== Recorded data ==
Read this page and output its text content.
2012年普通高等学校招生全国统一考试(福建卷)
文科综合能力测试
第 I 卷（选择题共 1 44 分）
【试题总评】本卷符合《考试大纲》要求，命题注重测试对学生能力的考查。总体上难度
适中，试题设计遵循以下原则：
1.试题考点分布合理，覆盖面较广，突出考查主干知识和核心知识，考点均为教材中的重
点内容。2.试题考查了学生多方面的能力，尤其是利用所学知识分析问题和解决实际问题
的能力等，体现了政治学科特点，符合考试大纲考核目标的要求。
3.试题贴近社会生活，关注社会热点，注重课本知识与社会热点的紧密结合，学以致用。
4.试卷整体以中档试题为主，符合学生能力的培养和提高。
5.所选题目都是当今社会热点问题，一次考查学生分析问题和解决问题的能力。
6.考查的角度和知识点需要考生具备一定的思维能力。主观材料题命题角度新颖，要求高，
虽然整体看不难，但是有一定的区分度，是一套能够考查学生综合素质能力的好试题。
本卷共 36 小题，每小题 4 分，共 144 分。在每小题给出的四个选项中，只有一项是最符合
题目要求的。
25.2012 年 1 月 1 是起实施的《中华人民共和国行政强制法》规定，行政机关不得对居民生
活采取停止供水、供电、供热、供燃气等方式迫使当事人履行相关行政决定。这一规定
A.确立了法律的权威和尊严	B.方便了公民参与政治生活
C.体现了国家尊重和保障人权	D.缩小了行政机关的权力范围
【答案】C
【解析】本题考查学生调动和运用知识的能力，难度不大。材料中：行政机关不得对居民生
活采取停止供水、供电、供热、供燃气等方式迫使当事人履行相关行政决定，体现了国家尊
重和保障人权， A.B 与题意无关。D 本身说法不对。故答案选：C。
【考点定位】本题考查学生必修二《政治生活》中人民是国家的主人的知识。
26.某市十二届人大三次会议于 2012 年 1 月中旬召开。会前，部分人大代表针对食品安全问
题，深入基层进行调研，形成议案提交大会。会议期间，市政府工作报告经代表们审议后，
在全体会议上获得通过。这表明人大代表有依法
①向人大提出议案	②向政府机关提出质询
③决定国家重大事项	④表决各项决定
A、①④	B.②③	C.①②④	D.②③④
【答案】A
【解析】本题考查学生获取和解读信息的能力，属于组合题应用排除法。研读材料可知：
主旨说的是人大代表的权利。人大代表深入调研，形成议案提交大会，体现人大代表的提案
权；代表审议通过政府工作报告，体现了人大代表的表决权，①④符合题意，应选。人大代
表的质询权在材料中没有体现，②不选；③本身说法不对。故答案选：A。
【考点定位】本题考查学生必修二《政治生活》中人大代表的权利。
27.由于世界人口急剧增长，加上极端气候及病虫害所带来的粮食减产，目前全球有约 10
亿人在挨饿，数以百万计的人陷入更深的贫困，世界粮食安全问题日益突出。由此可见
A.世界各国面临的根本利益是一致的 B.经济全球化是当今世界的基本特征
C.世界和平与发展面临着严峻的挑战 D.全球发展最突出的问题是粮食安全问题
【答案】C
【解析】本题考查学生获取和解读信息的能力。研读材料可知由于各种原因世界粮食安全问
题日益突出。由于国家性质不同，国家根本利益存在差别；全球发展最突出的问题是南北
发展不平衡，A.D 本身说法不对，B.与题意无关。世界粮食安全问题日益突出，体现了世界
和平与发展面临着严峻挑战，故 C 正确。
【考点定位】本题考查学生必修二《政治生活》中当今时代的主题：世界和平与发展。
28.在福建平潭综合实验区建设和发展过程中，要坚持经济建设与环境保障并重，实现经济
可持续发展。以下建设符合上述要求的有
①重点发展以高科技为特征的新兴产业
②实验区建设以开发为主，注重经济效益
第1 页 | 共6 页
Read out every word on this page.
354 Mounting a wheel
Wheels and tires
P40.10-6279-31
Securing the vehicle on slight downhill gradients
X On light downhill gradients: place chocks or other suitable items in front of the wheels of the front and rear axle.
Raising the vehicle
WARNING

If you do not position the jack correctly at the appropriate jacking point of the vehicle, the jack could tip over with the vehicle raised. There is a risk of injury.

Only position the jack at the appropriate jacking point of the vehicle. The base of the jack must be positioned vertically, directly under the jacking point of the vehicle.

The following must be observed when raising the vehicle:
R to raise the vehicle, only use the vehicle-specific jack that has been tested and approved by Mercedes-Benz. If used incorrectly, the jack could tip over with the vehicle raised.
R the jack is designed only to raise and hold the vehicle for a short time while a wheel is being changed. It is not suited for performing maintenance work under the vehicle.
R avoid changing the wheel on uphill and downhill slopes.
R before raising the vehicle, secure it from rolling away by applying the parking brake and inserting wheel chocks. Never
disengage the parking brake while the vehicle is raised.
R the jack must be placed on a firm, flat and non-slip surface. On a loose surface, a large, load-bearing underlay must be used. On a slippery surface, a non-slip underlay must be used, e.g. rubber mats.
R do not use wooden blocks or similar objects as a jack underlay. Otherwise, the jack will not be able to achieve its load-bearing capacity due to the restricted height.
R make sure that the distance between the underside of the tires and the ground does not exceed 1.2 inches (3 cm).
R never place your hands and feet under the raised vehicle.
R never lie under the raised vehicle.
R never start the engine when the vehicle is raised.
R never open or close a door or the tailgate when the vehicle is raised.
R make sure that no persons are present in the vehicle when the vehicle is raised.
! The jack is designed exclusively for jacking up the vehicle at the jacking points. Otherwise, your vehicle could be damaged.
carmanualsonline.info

== Work to be completed ==
Print the records once more, exactly as they were given.

== The response ==
Read this page and output its text content.
2012年普通高等学校招生全国统一考试(福建卷)
文科综合能力测试
第 I 卷（选择题共 1 44 分）
【试题总评】本卷符合《考试大纲》要求，命题注重测试对学生能力的考查。总体上难度
适中，试题设计遵循以下原则：
1.试题考点分布合理，覆盖面较广，突出考查主干知识和核心知识，考点均为教材中的重
点内容。2.试题考查了学生多方面的能力，尤其是利用所学知识分析问题和解决实际问题
的能力等，体现了政治学科特点，符合考试大纲考核目标的要求。
3.试题贴近社会生活，关注社会热点，注重课本知识与社会热点的紧密结合，学以致用。
4.试卷整体以中档试题为主，符合学生能力的培养和提高。
5.所选题目都是当今社会热点问题，一次考查学生分析问题和解决问题的能力。
6.考查的角度和知识点需要考生具备一定的思维能力。主观材料题命题角度新颖，要求高，
虽然整体看不难，但是有一定的区分度，是一套能够考查学生综合素质能力的好试题。
本卷共 36 小题，每小题 4 分，共 144 分。在每小题给出的四个选项中，只有一项是最符合
题目要求的。
25.2012 年 1 月 1 是起实施的《中华人民共和国行政强制法》规定，行政机关不得对居民生
活采取停止供水、供电、供热、供燃气等方式迫使当事人履行相关行政决定。这一规定
A.确立了法律的权威和尊严	B.方便了公民参与政治生活
C.体现了国家尊重和保障人权	D.缩小了行政机关的权力范围
【答案】C
【解析】本题考查学生调动和运用知识的能力，难度不大。材料中：行政机关不得对居民生
活采取停止供水、供电、供热、供燃气等方式迫使当事人履行相关行政决定，体现了国家尊
重和保障人权， A.B 与题意无关。D 本身说法不对。故答案选：C。
【考点定位】本题考查学生必修二《政治生活》中人民是国家的主人的知识。
26.某市十二届人大三次会议于 2012 年 1 月中旬召开。会前，部分人大代表针对食品安全问
题，深入基层进行调研，形成议案提交大会。会议期间，市政府工作报告经代表们审议后，
在全体会议上获得通过。这表明人大代表有依法
①向人大提出议案	②向政府机关提出质询
③决定国家重大事项	④表决各项决定
A、①④	B.②③	C.①②④	D.②③④
【答案】A
【解析】本题考查学生获取和解读信息的能力，属于组合题应用排除法。研读材料可知：
主旨说的是人大代表的权利。人大代表深入调研，形成议案提交大会，体现人大代表的提案
权；代表审议通过政府工作报告，体现了人大代表的表决权，①④符合题意，应选。人大代
表的质询权在材料中没有体现，②不选；③本身说法不对。故答案选：A。
【考点定位】本题考查学生必修二《政治生活》中人大代表的权利。
27.由于世界人口急剧增长，加上极端气候及病虫害所带来的粮食减产，目前全球有约 10
亿人在挨饿，数以百万计的人陷入更深的贫困，世界粮食安全问题日益突出。由此可见
A.世界各国面临的根本利益是一致的 B.经济全球化是当今世界的基本特征
C.世界和平与发展面临着严峻的挑战 D.全球发展最突出的问题是粮食安全问题
【答案】C
【解析】本题考查学生获取和解读信息的能力。研读材料可知由于各种原因世界粮食安全问
题日益突出。由于国家性质不同，国家根本利益存在差别；全球发展最突出的问题是南北
发展不平衡，A.D 本身说法不对，B.与题意无关。世界粮食安全问题日益突出，体现了世界
和平与发展面临着严峻挑战，故 C 正确。
【考点定位】本题考查学生必修二《政治生活》中当今时代的主题：世界和平与发展。
28.在福建平潭综合实验区建设和发展过程中，要坚持经济建设与环境保障并重，实现经济
可持续发展。以下建设符合上述要求的有
①重点发展以高科技为特征的新兴产业
②实验区建设以开发为主，注重经济效益
第1 页 | 共6 页
Read out every word on this page.
354 Mounting a wheel
Wheels and tires
P40.10-6279-31
Securing the vehicle on slight downhill gradients
X On light downhill gradients: place chocks or other suitable items in front of the wheels of the front and rear axle.
Raising the vehicle
WARNING

If you do not position the jack correctly at the appropriate jacking point of the vehicle, the jack could tip over with the vehicle raised. There is a risk of injury.

Only position the jack at the appropriate jacking point of the vehicle. The base of the jack must be positioned vertically, directly under the jacking point of the vehicle.

The following must be observed when raising the vehicle:
R to raise the vehicle, only use the vehicle-specific jack that has been tested and approved by Mercedes-Benz. If used incorrectly, the jack could tip over with the vehicle raised.
R the jack is designed only to raise and hold the vehicle for a short time while a wheel is being changed. It is not suited for performing maintenance work under the vehicle.
R avoid changing the wheel on uphill and downhill slopes.
R before raising the vehicle, secure it from rolling away by applying the parking brake and inserting wheel chocks. Never
disengage the parking brake while the vehicle is raised.
R the jack must be placed on a firm, flat and non-slip surface. On a loose surface, a large, load-bearing underlay must be used. On a slippery surface, a non-slip underlay must be used, e.g. rubber mats.
R do not use wooden blocks or similar objects as a jack underlay. Otherwise, the jack will not be able to achieve its load-bearing capacity due to the restricted height.
R make sure that the distance between the underside of the tires and the ground does not exceed 1.2 inches (3 cm).
R never place your hands and feet under the raised vehicle.
R never lie under the raised vehicle.
R never start the engine when the vehicle is raised.
R never open or close a door or the tailgate when the vehicle is raised.
R make sure that no persons are present in the vehicle when the vehicle is raised.
! The jack is designed exclusively for jacking up the vehicle at the jacking points. Otherwise, your vehicle could be damaged.
carmanualsonline.info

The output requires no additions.